--- Start Entries ---

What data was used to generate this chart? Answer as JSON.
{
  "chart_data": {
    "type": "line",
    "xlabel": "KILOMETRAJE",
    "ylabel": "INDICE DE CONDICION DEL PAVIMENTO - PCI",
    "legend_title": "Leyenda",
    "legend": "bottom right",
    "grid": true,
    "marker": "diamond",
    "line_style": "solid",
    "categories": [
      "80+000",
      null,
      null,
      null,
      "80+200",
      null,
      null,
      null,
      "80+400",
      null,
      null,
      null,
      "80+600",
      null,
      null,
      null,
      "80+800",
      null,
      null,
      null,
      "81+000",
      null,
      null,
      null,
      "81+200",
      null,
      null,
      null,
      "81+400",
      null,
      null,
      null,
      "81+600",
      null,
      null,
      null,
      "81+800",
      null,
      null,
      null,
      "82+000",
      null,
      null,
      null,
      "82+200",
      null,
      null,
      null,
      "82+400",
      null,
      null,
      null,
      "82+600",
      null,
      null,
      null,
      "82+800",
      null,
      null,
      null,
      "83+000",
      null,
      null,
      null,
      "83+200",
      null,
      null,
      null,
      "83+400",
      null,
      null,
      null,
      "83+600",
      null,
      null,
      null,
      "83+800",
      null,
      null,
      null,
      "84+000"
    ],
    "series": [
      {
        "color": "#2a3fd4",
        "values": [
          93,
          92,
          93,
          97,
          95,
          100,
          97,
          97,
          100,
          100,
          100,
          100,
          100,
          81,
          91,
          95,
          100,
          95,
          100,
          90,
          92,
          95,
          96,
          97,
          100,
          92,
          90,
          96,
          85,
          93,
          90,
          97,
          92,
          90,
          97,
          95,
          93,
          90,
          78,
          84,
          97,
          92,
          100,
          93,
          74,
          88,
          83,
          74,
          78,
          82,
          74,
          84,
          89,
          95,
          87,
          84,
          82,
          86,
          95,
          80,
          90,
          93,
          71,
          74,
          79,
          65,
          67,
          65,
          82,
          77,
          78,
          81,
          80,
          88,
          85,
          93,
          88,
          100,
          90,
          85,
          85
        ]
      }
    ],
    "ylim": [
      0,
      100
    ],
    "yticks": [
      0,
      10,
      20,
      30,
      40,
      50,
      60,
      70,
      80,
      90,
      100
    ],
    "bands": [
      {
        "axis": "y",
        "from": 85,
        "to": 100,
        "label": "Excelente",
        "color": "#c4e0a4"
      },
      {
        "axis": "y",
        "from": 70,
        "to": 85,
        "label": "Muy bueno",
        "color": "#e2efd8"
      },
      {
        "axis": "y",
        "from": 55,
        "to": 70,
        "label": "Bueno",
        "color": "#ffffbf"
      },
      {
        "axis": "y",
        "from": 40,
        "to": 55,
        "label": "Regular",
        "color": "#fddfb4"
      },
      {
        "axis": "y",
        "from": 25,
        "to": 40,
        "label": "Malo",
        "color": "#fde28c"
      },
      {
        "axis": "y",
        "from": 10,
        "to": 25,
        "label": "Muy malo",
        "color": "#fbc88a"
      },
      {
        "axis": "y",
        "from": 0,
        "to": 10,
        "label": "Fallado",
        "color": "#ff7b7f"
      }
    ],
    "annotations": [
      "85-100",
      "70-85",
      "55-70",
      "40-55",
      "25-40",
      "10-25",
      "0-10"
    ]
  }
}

--- End Entries ---

- Set task: Set all of the entries down again, exactly as they were given.

- The result:
What data was used to generate this chart? Answer as JSON.
{
  "chart_data": {
    "type": "line",
    "xlabel": "KILOMETRAJE",
    "ylabel": "INDICE DE CONDICION DEL PAVIMENTO - PCI",
    "legend_title": "Leyenda",
    "legend": "bottom right",
    "grid": true,
    "marker": "diamond",
    "line_style": "solid",
    "categories": [
      "80+000",
      null,
      null,
      null,
      "80+200",
      null,
      null,
      null,
      "80+400",
      null,
      null,
      null,
      "80+600",
      null,
      null,
      null,
      "80+800",
      null,
      null,
      null,
      "81+000",
      null,
      null,
      null,
      "81+200",
      null,
      null,
      null,
      "81+400",
      null,
      null,
      null,
      "81+600",
      null,
      null,
      null,
      "81+800",
      null,
      null,
      null,
      "82+000",
      null,
      null,
      null,
      "82+200",
      null,
      null,
      null,
      "82+400",
      null,
      null,
      null,
      "82+600",
      null,
      null,
      null,
      "82+800",
      null,
      null,
      null,
      "83+000",
      null,
      null,
      null,
      "83+200",
      null,
      null,
      null,
      "83+400",
      null,
      null,
      null,
      "83+600",
      null,
      null,
      null,
      "83+800",
      null,
      null,
      null,
      "84+000"
    ],
    "series": [
      {
        "color": "#2a3fd4",
        "values": [
          93,
          92,
          93,
          97,
          95,
          100,
          97,
          97,
          100,
          100,
          100,
          100,
          100,
          81,
          91,
          95,
          100,
          95,
          100,
          90,
          92,
          95,
          96,
          97,
          100,
          92,
          90,
          96,
          85,
          93,
          90,
          97,
          92,
          90,
          97,
          95,
          93,
          90,
          78,
          84,
          97,
          92,
          100,
          93,
          74,
          88,
          83,
          74,
          78,
          82,
          74,
          84,
          89,
          95,
          87,
          84,
          82,
          86,
          95,
          80,
          90,
          93,
          71,
          74,
          79,
          65,
          67,
          65,
          82,
          77,
          78,
          81,
          80,
          88,
          85,
          93,
          88,
          100,
          90,
          85,
          85
        ]
      }
    ],
    "ylim": [
      0,
      100
    ],
    "yticks": [
      0,
      10,
      20,
      30,
      40,
      50,
      60,
      70,
      80,
      90,
      100
    ],
    "bands": [
      {
        "axis": "y",
        "from": 85,
        "to": 100,
        "label": "Excelente",
        "color": "#c4e0a4"
      },
      {
        "axis": "y",
        "from": 70,
        "to": 85,
        "label": "Muy bueno",
        "color": "#e2efd8"
      },
      {
        "axis": "y",
        "from": 55,
        "to": 70,
        "label": "Bueno",
        "color": "#ffffbf"
      },
      {
        "axis": "y",
        "from": 40,
        "to": 55,
        "label": "Regular",
        "color": "#fddfb4"
      },
      {
        "axis": "y",
        "from": 25,
        "to": 40,
        "label": "Malo",
        "color": "#fde28c"
      },
      {
        "axis": "y",
        "from": 10,
        "to": 25,
        "label": "Muy malo",
        "color": "#fbc88a"
      },
      {
        "axis": "y",
        "from": 0,
        "to": 10,
        "label": "Fallado",
        "color": "#ff7b7f"
      }
    ],
    "annotations": [
      "85-100",
      "70-85",
      "55-70",
      "40-55",
      "25-40",
      "10-25",
      "0-10"
    ]
  }
}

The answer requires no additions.